■ **Task description**:
List the lines of this listing that hold the word "patient".

■ **Extracted data entries**:
## START
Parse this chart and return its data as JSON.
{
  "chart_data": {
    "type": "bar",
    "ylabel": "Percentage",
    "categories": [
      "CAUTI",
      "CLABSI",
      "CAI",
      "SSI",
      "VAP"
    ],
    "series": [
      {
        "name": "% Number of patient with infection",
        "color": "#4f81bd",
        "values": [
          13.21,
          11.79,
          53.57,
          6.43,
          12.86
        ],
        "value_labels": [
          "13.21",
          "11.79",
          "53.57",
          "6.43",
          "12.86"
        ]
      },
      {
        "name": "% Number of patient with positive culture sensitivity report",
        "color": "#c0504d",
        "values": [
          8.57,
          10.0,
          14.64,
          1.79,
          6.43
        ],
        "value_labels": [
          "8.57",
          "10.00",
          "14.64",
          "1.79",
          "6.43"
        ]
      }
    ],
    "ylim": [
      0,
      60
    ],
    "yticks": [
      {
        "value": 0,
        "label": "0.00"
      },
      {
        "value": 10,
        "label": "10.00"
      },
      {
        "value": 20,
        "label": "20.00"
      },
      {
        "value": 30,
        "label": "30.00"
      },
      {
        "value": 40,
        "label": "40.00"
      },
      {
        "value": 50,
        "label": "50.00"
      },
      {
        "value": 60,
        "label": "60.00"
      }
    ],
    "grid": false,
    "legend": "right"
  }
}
## END
## START
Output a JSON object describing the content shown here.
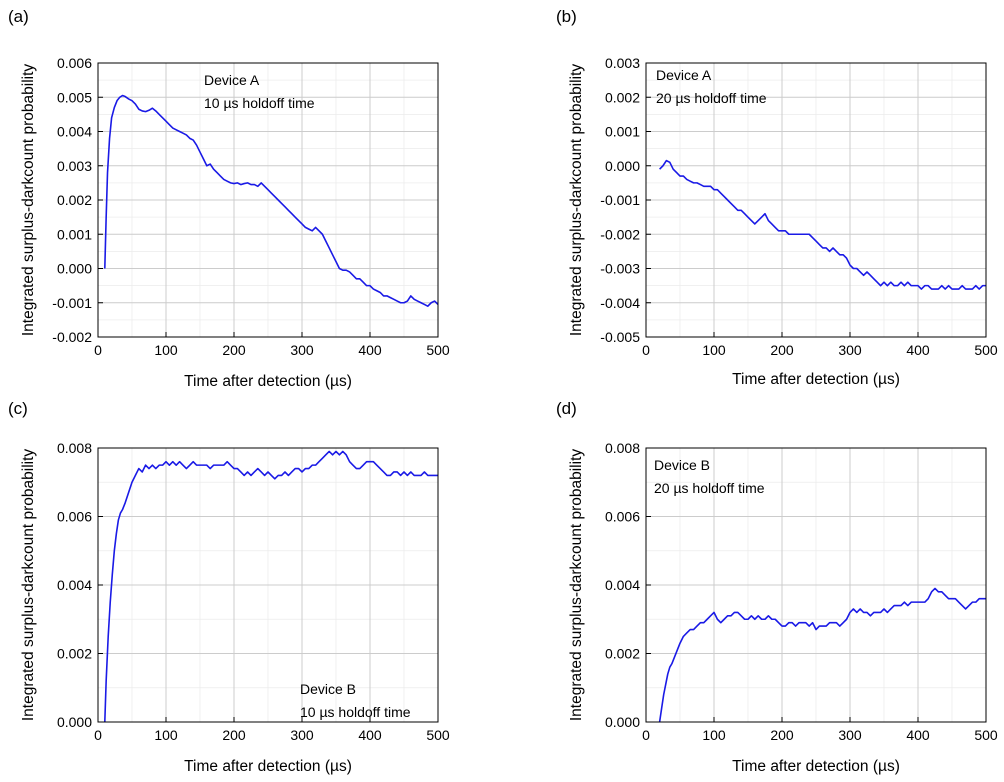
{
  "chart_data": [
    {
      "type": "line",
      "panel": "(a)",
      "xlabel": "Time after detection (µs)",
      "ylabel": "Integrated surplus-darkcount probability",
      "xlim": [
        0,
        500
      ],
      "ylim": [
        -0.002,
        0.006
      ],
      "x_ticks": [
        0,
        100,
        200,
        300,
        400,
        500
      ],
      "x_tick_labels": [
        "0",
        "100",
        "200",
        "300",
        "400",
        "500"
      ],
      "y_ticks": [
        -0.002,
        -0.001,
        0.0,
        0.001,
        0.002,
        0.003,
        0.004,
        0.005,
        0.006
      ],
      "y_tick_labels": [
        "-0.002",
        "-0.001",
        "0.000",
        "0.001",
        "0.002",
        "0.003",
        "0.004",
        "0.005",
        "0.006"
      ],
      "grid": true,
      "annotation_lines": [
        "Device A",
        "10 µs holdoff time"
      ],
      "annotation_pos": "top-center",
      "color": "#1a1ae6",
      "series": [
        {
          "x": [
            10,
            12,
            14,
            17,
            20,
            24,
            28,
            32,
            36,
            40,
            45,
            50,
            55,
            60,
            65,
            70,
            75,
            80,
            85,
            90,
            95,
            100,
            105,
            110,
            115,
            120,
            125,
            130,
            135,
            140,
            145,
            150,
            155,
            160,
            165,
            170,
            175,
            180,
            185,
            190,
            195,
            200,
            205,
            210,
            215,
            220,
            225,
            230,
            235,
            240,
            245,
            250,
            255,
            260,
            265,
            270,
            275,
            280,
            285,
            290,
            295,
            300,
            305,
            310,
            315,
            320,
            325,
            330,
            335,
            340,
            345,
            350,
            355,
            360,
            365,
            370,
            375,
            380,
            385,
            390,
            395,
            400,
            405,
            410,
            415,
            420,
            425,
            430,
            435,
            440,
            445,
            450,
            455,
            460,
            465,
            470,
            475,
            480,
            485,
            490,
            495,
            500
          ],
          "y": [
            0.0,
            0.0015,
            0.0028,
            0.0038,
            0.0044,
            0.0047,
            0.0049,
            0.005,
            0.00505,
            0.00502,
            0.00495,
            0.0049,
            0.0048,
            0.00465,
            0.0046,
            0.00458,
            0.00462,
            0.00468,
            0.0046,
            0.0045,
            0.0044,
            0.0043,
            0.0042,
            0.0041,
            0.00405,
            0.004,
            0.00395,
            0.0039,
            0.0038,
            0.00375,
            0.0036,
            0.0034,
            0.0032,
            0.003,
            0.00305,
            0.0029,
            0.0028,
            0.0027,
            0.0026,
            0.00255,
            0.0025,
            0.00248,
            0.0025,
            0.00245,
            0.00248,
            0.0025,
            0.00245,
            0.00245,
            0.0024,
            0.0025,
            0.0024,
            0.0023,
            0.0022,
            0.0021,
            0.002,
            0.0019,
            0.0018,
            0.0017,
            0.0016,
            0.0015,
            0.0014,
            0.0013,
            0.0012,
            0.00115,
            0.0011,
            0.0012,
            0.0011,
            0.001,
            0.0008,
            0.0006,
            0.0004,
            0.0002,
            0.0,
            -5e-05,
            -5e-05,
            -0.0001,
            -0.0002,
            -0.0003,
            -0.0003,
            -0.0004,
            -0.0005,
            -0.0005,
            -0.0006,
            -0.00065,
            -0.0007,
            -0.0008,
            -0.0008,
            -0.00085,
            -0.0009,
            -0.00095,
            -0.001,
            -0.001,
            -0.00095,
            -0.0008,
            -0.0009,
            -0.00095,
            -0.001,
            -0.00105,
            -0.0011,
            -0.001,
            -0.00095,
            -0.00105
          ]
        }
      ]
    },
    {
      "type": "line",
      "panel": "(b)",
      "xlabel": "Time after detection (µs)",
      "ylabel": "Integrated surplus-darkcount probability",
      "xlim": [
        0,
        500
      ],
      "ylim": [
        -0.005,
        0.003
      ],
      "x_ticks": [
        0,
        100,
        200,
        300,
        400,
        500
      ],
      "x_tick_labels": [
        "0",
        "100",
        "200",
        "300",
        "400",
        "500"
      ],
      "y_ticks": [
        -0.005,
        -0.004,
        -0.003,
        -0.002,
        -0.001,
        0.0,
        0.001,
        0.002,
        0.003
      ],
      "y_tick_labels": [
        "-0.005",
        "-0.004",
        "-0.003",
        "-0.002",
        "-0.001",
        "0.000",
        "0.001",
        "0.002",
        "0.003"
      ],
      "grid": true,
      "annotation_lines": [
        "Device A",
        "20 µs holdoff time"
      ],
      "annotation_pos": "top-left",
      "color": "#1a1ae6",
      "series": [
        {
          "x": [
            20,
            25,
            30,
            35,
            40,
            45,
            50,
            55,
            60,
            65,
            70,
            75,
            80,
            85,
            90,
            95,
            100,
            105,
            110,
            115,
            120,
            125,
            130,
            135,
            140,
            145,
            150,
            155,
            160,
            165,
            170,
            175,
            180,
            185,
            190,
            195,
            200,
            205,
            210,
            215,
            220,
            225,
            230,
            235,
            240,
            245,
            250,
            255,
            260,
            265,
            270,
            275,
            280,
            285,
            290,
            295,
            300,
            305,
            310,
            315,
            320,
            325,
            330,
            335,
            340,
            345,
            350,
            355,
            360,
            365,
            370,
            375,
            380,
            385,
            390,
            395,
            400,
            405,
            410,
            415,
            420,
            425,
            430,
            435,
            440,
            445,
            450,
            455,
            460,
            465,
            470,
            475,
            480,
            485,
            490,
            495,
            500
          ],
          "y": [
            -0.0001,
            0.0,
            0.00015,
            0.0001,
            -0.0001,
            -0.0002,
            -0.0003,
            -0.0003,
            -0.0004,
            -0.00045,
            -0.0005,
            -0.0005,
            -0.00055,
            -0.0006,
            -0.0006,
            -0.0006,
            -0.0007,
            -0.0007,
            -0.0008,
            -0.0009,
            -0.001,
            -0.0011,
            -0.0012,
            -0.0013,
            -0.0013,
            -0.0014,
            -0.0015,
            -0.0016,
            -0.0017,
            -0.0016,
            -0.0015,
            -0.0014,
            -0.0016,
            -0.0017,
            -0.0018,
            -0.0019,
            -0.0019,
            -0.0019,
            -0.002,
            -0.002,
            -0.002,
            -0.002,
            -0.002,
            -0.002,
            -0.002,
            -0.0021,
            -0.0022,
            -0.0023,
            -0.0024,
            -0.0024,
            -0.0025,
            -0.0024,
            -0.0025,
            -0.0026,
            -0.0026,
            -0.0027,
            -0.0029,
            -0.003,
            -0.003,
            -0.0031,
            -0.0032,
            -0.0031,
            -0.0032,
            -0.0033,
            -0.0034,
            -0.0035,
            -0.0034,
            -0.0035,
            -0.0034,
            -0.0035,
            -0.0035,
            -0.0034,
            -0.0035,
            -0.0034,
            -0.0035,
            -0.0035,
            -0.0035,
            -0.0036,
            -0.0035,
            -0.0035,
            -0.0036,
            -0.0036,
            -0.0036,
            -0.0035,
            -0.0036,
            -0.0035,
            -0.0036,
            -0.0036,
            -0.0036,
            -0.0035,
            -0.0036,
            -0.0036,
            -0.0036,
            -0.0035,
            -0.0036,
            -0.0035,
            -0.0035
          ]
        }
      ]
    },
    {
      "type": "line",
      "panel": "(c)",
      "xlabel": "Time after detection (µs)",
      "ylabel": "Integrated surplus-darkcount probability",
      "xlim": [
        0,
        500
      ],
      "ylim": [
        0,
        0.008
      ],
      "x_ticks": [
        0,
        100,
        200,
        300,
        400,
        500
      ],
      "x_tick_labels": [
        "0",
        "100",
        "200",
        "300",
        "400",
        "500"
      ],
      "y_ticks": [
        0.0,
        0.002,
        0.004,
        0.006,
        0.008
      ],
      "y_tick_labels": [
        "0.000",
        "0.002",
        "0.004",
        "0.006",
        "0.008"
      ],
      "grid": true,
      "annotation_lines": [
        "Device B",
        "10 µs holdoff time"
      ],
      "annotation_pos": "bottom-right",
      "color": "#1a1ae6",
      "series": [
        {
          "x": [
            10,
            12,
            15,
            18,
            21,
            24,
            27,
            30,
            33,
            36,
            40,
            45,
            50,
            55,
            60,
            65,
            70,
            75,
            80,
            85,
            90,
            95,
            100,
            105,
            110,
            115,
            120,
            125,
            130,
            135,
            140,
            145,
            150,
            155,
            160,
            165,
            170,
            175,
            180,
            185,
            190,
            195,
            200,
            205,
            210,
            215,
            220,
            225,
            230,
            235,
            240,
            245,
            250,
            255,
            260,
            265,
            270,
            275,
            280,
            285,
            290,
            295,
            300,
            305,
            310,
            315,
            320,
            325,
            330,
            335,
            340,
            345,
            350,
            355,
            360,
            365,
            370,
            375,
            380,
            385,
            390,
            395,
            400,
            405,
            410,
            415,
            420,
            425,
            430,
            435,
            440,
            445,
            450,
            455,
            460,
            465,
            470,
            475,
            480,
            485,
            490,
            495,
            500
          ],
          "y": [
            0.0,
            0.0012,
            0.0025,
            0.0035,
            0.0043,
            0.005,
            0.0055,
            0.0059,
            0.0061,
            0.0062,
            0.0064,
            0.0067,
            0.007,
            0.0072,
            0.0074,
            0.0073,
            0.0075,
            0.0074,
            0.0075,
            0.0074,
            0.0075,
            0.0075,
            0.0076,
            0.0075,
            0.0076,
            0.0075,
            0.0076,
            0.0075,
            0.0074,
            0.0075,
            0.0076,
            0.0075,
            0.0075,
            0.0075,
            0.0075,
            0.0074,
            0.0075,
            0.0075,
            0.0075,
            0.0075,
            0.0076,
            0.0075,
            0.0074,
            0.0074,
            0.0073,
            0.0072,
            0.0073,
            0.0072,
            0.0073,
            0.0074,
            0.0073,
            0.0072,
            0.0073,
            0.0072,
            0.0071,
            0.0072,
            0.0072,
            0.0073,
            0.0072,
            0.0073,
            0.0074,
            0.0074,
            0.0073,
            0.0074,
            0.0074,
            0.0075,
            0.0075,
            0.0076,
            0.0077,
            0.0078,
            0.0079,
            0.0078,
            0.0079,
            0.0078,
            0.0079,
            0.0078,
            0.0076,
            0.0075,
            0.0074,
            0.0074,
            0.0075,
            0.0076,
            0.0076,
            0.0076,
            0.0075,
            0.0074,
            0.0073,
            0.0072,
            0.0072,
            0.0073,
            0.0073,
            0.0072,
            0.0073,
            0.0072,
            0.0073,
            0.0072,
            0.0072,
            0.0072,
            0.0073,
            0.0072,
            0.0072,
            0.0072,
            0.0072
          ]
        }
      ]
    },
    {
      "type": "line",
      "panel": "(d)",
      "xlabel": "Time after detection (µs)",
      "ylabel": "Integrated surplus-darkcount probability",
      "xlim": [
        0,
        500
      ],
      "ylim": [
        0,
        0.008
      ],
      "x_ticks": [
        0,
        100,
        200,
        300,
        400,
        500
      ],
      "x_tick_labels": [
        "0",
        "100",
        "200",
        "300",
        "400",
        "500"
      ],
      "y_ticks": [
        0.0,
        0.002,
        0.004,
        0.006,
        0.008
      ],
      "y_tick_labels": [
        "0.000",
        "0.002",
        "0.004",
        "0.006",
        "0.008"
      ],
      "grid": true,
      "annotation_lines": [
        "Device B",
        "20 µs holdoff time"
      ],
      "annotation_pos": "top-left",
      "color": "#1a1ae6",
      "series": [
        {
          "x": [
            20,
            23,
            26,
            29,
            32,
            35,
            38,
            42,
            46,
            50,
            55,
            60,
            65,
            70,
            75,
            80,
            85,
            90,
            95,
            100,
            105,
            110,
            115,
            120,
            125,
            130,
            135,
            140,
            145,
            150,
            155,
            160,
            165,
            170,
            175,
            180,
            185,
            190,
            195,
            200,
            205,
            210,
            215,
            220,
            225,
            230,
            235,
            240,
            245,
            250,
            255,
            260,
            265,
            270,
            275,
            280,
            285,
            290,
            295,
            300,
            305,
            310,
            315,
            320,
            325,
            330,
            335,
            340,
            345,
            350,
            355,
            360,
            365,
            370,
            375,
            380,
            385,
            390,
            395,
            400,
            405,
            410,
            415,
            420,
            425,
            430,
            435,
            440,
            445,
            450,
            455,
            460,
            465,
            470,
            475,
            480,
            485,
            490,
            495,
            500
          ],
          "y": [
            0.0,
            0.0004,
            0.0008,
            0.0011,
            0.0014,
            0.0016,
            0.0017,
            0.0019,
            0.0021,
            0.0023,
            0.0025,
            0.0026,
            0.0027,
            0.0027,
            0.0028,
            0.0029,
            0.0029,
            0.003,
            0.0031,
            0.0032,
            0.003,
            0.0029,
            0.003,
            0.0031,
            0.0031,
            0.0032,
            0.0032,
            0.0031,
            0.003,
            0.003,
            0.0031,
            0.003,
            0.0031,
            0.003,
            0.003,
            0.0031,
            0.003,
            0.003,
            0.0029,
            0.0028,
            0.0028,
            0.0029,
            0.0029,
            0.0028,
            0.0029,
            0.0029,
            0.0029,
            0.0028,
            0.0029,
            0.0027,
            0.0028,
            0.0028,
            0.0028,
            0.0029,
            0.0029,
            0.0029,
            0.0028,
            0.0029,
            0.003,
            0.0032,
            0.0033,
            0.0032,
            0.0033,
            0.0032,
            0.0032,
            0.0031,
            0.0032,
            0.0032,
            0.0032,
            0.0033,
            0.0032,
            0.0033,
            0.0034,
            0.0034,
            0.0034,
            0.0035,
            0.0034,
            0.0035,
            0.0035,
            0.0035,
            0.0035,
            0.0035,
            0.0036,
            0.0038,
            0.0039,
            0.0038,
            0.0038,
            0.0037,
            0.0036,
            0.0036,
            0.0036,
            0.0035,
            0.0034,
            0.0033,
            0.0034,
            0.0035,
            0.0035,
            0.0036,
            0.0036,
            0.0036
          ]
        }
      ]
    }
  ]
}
## END
■ **Answer to the problem**:
        "name": "% Number of patient with infection",
        "name": "% Number of patient with positive culture sensitivity report",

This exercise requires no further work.